---------- Material to process ----------

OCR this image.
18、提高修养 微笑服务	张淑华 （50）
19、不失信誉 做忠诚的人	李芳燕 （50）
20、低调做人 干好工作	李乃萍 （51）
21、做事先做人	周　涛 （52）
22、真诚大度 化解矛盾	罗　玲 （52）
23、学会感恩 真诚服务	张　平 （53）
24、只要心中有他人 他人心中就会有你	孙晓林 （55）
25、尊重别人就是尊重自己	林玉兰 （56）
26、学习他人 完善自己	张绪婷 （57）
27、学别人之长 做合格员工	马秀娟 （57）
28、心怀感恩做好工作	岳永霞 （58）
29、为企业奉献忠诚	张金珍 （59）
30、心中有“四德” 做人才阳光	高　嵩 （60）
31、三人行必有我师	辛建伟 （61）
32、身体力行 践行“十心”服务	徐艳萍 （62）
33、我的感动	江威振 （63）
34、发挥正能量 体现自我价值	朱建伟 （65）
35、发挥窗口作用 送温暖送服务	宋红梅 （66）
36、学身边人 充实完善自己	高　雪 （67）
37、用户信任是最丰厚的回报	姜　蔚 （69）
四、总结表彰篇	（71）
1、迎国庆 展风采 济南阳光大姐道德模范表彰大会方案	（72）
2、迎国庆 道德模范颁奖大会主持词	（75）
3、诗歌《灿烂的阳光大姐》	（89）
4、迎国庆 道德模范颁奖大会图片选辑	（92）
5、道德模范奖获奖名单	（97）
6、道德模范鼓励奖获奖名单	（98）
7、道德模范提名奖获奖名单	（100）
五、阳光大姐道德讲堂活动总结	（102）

----------

Exercise task -
Emit the records above again, exactly, with no line skipped.

Answer to this problem -
OCR this image.
18、提高修养 微笑服务	张淑华 （50）
19、不失信誉 做忠诚的人	李芳燕 （50）
20、低调做人 干好工作	李乃萍 （51）
21、做事先做人	周　涛 （52）
22、真诚大度 化解矛盾	罗　玲 （52）
23、学会感恩 真诚服务	张　平 （53）
24、只要心中有他人 他人心中就会有你	孙晓林 （55）
25、尊重别人就是尊重自己	林玉兰 （56）
26、学习他人 完善自己	张绪婷 （57）
27、学别人之长 做合格员工	马秀娟 （57）
28、心怀感恩做好工作	岳永霞 （58）
29、为企业奉献忠诚	张金珍 （59）
30、心中有“四德” 做人才阳光	高　嵩 （60）
31、三人行必有我师	辛建伟 （61）
32、身体力行 践行“十心”服务	徐艳萍 （62）
33、我的感动	江威振 （63）
34、发挥正能量 体现自我价值	朱建伟 （65）
35、发挥窗口作用 送温暖送服务	宋红梅 （66）
36、学身边人 充实完善自己	高　雪 （67）
37、用户信任是最丰厚的回报	姜　蔚 （69）
四、总结表彰篇	（71）
1、迎国庆 展风采 济南阳光大姐道德模范表彰大会方案	（72）
2、迎国庆 道德模范颁奖大会主持词	（75）
3、诗歌《灿烂的阳光大姐》	（89）
4、迎国庆 道德模范颁奖大会图片选辑	（92）
5、道德模范奖获奖名单	（97）
6、道德模范鼓励奖获奖名单	（98）
7、道德模范提名奖获奖名单	（100）
五、阳光大姐道德讲堂活动总结	（102）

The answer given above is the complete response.